=== Material for this task ===

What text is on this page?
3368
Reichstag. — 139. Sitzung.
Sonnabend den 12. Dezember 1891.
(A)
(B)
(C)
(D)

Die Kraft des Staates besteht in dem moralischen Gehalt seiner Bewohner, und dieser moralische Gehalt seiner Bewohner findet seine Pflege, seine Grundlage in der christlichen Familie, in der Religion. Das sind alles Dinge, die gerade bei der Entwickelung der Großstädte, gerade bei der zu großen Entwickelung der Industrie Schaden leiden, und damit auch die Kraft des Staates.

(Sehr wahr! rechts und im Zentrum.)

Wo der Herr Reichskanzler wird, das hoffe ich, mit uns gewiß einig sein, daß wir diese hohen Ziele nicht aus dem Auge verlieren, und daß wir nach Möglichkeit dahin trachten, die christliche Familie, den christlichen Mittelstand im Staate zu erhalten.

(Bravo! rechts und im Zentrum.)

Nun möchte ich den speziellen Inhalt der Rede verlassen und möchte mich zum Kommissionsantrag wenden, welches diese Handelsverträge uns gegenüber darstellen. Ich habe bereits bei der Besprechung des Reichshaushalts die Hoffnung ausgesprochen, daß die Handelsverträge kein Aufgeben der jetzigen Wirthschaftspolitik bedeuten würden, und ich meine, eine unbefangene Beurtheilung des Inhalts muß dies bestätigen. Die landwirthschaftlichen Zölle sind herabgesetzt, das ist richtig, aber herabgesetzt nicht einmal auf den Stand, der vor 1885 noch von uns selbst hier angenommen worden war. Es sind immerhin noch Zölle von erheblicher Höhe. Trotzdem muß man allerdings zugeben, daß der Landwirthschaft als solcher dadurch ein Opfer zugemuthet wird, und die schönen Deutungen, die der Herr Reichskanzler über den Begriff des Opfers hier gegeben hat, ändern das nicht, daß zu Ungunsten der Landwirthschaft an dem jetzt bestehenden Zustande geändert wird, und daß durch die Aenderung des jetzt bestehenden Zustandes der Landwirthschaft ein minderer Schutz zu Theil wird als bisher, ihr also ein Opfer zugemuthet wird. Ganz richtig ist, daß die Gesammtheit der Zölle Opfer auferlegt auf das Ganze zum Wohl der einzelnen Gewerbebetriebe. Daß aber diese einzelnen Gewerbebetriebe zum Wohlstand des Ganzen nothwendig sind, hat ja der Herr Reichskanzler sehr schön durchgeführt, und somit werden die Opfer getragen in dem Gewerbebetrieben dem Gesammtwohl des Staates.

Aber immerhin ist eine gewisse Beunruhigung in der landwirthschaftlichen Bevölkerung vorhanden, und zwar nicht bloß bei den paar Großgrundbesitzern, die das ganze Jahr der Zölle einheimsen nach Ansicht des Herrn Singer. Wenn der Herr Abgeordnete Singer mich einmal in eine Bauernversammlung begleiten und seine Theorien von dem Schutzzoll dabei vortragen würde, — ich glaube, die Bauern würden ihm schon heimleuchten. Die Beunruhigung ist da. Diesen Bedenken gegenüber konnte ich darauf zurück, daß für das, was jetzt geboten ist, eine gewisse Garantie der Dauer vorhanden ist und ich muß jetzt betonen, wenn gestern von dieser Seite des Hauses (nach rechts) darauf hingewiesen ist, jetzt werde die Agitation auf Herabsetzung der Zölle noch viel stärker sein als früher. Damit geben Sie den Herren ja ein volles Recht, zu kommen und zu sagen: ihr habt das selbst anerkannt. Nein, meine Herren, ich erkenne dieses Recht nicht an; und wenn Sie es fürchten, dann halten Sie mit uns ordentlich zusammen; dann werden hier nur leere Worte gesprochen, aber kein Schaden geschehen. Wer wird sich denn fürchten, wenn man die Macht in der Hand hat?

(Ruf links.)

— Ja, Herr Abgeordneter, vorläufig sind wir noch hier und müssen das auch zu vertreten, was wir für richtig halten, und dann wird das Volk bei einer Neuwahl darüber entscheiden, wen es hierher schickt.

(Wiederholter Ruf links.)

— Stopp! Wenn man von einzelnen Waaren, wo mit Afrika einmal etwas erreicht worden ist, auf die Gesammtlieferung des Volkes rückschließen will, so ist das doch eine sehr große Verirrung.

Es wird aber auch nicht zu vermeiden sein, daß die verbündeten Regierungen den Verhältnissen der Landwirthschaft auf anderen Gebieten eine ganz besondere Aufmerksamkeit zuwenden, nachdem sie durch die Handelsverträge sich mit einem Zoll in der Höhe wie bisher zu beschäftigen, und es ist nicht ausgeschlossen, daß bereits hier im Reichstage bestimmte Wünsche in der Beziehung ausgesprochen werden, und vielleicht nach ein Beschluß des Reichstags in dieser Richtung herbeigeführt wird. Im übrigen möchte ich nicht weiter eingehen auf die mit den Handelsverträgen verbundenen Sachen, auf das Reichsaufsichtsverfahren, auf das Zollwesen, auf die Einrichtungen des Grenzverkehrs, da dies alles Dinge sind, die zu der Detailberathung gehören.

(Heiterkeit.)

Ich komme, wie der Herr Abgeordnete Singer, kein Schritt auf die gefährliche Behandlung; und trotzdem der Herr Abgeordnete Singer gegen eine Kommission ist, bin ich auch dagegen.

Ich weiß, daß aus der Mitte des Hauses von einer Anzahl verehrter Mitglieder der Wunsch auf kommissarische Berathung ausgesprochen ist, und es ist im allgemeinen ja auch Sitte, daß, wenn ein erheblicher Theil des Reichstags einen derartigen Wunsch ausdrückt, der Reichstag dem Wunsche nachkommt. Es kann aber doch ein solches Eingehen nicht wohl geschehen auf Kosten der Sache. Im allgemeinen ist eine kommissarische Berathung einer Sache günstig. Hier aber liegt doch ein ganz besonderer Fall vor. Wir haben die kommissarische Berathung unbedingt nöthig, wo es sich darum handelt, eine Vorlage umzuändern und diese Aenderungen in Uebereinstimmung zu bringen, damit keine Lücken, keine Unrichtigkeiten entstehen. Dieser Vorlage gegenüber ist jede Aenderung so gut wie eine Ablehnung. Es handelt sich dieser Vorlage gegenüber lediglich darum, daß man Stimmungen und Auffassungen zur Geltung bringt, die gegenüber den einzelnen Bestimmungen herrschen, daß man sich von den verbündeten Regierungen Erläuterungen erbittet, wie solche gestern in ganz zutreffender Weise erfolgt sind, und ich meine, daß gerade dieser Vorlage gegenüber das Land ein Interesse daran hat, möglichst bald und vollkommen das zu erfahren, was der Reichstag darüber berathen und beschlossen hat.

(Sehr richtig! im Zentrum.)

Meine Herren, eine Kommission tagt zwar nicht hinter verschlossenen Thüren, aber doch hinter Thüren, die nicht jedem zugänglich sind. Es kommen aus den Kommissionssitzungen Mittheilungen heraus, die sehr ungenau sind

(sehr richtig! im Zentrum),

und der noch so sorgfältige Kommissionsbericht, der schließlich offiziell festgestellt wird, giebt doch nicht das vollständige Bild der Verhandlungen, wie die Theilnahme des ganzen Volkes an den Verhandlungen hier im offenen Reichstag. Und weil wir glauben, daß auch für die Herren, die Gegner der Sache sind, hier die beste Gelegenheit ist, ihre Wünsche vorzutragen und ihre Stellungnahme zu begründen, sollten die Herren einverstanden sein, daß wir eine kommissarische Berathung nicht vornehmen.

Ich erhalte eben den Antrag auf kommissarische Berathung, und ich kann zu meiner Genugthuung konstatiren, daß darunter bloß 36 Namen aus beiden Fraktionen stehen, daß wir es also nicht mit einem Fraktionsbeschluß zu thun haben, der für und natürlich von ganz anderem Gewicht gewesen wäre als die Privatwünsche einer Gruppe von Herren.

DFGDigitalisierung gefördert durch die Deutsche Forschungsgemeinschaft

===

▶ [Work instructions]
Transcribe the material above. Change nothing in it.

▶ [Task response]
What text is on this page?
3368
Reichstag. — 139. Sitzung.
Sonnabend den 12. Dezember 1891.
(A)
(B)
(C)
(D)

Die Kraft des Staates besteht in dem moralischen Gehalt seiner Bewohner, und dieser moralische Gehalt seiner Bewohner findet seine Pflege, seine Grundlage in der christlichen Familie, in der Religion. Das sind alles Dinge, die gerade bei der Entwickelung der Großstädte, gerade bei der zu großen Entwickelung der Industrie Schaden leiden, und damit auch die Kraft des Staates.

(Sehr wahr! rechts und im Zentrum.)

Wo der Herr Reichskanzler wird, das hoffe ich, mit uns gewiß einig sein, daß wir diese hohen Ziele nicht aus dem Auge verlieren, und daß wir nach Möglichkeit dahin trachten, die christliche Familie, den christlichen Mittelstand im Staate zu erhalten.

(Bravo! rechts und im Zentrum.)

Nun möchte ich den speziellen Inhalt der Rede verlassen und möchte mich zum Kommissionsantrag wenden, welches diese Handelsverträge uns gegenüber darstellen. Ich habe bereits bei der Besprechung des Reichshaushalts die Hoffnung ausgesprochen, daß die Handelsverträge kein Aufgeben der jetzigen Wirthschaftspolitik bedeuten würden, und ich meine, eine unbefangene Beurtheilung des Inhalts muß dies bestätigen. Die landwirthschaftlichen Zölle sind herabgesetzt, das ist richtig, aber herabgesetzt nicht einmal auf den Stand, der vor 1885 noch von uns selbst hier angenommen worden war. Es sind immerhin noch Zölle von erheblicher Höhe. Trotzdem muß man allerdings zugeben, daß der Landwirthschaft als solcher dadurch ein Opfer zugemuthet wird, und die schönen Deutungen, die der Herr Reichskanzler über den Begriff des Opfers hier gegeben hat, ändern das nicht, daß zu Ungunsten der Landwirthschaft an dem jetzt bestehenden Zustande geändert wird, und daß durch die Aenderung des jetzt bestehenden Zustandes der Landwirthschaft ein minderer Schutz zu Theil wird als bisher, ihr also ein Opfer zugemuthet wird. Ganz richtig ist, daß die Gesammtheit der Zölle Opfer auferlegt auf das Ganze zum Wohl der einzelnen Gewerbebetriebe. Daß aber diese einzelnen Gewerbebetriebe zum Wohlstand des Ganzen nothwendig sind, hat ja der Herr Reichskanzler sehr schön durchgeführt, und somit werden die Opfer getragen in dem Gewerbebetrieben dem Gesammtwohl des Staates.

Aber immerhin ist eine gewisse Beunruhigung in der landwirthschaftlichen Bevölkerung vorhanden, und zwar nicht bloß bei den paar Großgrundbesitzern, die das ganze Jahr der Zölle einheimsen nach Ansicht des Herrn Singer. Wenn der Herr Abgeordnete Singer mich einmal in eine Bauernversammlung begleiten und seine Theorien von dem Schutzzoll dabei vortragen würde, — ich glaube, die Bauern würden ihm schon heimleuchten. Die Beunruhigung ist da. Diesen Bedenken gegenüber konnte ich darauf zurück, daß für das, was jetzt geboten ist, eine gewisse Garantie der Dauer vorhanden ist und ich muß jetzt betonen, wenn gestern von dieser Seite des Hauses (nach rechts) darauf hingewiesen ist, jetzt werde die Agitation auf Herabsetzung der Zölle noch viel stärker sein als früher. Damit geben Sie den Herren ja ein volles Recht, zu kommen und zu sagen: ihr habt das selbst anerkannt. Nein, meine Herren, ich erkenne dieses Recht nicht an; und wenn Sie es fürchten, dann halten Sie mit uns ordentlich zusammen; dann werden hier nur leere Worte gesprochen, aber kein Schaden geschehen. Wer wird sich denn fürchten, wenn man die Macht in der Hand hat?

(Ruf links.)

— Ja, Herr Abgeordneter, vorläufig sind wir noch hier und müssen das auch zu vertreten, was wir für richtig halten, und dann wird das Volk bei einer Neuwahl darüber entscheiden, wen es hierher schickt.

(Wiederholter Ruf links.)

— Stopp! Wenn man von einzelnen Waaren, wo mit Afrika einmal etwas erreicht worden ist, auf die Gesammtlieferung des Volkes rückschließen will, so ist das doch eine sehr große Verirrung.

Es wird aber auch nicht zu vermeiden sein, daß die verbündeten Regierungen den Verhältnissen der Landwirthschaft auf anderen Gebieten eine ganz besondere Aufmerksamkeit zuwenden, nachdem sie durch die Handelsverträge sich mit einem Zoll in der Höhe wie bisher zu beschäftigen, und es ist nicht ausgeschlossen, daß bereits hier im Reichstage bestimmte Wünsche in der Beziehung ausgesprochen werden, und vielleicht nach ein Beschluß des Reichstags in dieser Richtung herbeigeführt wird. Im übrigen möchte ich nicht weiter eingehen auf die mit den Handelsverträgen verbundenen Sachen, auf das Reichsaufsichtsverfahren, auf das Zollwesen, auf die Einrichtungen des Grenzverkehrs, da dies alles Dinge sind, die zu der Detailberathung gehören.

(Heiterkeit.)

Ich komme, wie der Herr Abgeordnete Singer, kein Schritt auf die gefährliche Behandlung; und trotzdem der Herr Abgeordnete Singer gegen eine Kommission ist, bin ich auch dagegen.

Ich weiß, daß aus der Mitte des Hauses von einer Anzahl verehrter Mitglieder der Wunsch auf kommissarische Berathung ausgesprochen ist, und es ist im allgemeinen ja auch Sitte, daß, wenn ein erheblicher Theil des Reichstags einen derartigen Wunsch ausdrückt, der Reichstag dem Wunsche nachkommt. Es kann aber doch ein solches Eingehen nicht wohl geschehen auf Kosten der Sache. Im allgemeinen ist eine kommissarische Berathung einer Sache günstig. Hier aber liegt doch ein ganz besonderer Fall vor. Wir haben die kommissarische Berathung unbedingt nöthig, wo es sich darum handelt, eine Vorlage umzuändern und diese Aenderungen in Uebereinstimmung zu bringen, damit keine Lücken, keine Unrichtigkeiten entstehen. Dieser Vorlage gegenüber ist jede Aenderung so gut wie eine Ablehnung. Es handelt sich dieser Vorlage gegenüber lediglich darum, daß man Stimmungen und Auffassungen zur Geltung bringt, die gegenüber den einzelnen Bestimmungen herrschen, daß man sich von den verbündeten Regierungen Erläuterungen erbittet, wie solche gestern in ganz zutreffender Weise erfolgt sind, und ich meine, daß gerade dieser Vorlage gegenüber das Land ein Interesse daran hat, möglichst bald und vollkommen das zu erfahren, was der Reichstag darüber berathen und beschlossen hat.

(Sehr richtig! im Zentrum.)

Meine Herren, eine Kommission tagt zwar nicht hinter verschlossenen Thüren, aber doch hinter Thüren, die nicht jedem zugänglich sind. Es kommen aus den Kommissionssitzungen Mittheilungen heraus, die sehr ungenau sind

(sehr richtig! im Zentrum),

und der noch so sorgfältige Kommissionsbericht, der schließlich offiziell festgestellt wird, giebt doch nicht das vollständige Bild der Verhandlungen, wie die Theilnahme des ganzen Volkes an den Verhandlungen hier im offenen Reichstag. Und weil wir glauben, daß auch für die Herren, die Gegner der Sache sind, hier die beste Gelegenheit ist, ihre Wünsche vorzutragen und ihre Stellungnahme zu begründen, sollten die Herren einverstanden sein, daß wir eine kommissarische Berathung nicht vornehmen.

Ich erhalte eben den Antrag auf kommissarische Berathung, und ich kann zu meiner Genugthuung konstatiren, daß darunter bloß 36 Namen aus beiden Fraktionen stehen, daß wir es also nicht mit einem Fraktionsbeschluß zu thun haben, der für und natürlich von ganz anderem Gewicht gewesen wäre als die Privatwünsche einer Gruppe von Herren.

DFGDigitalisierung gefördert durch die Deutsche Forschungsgemeinschaft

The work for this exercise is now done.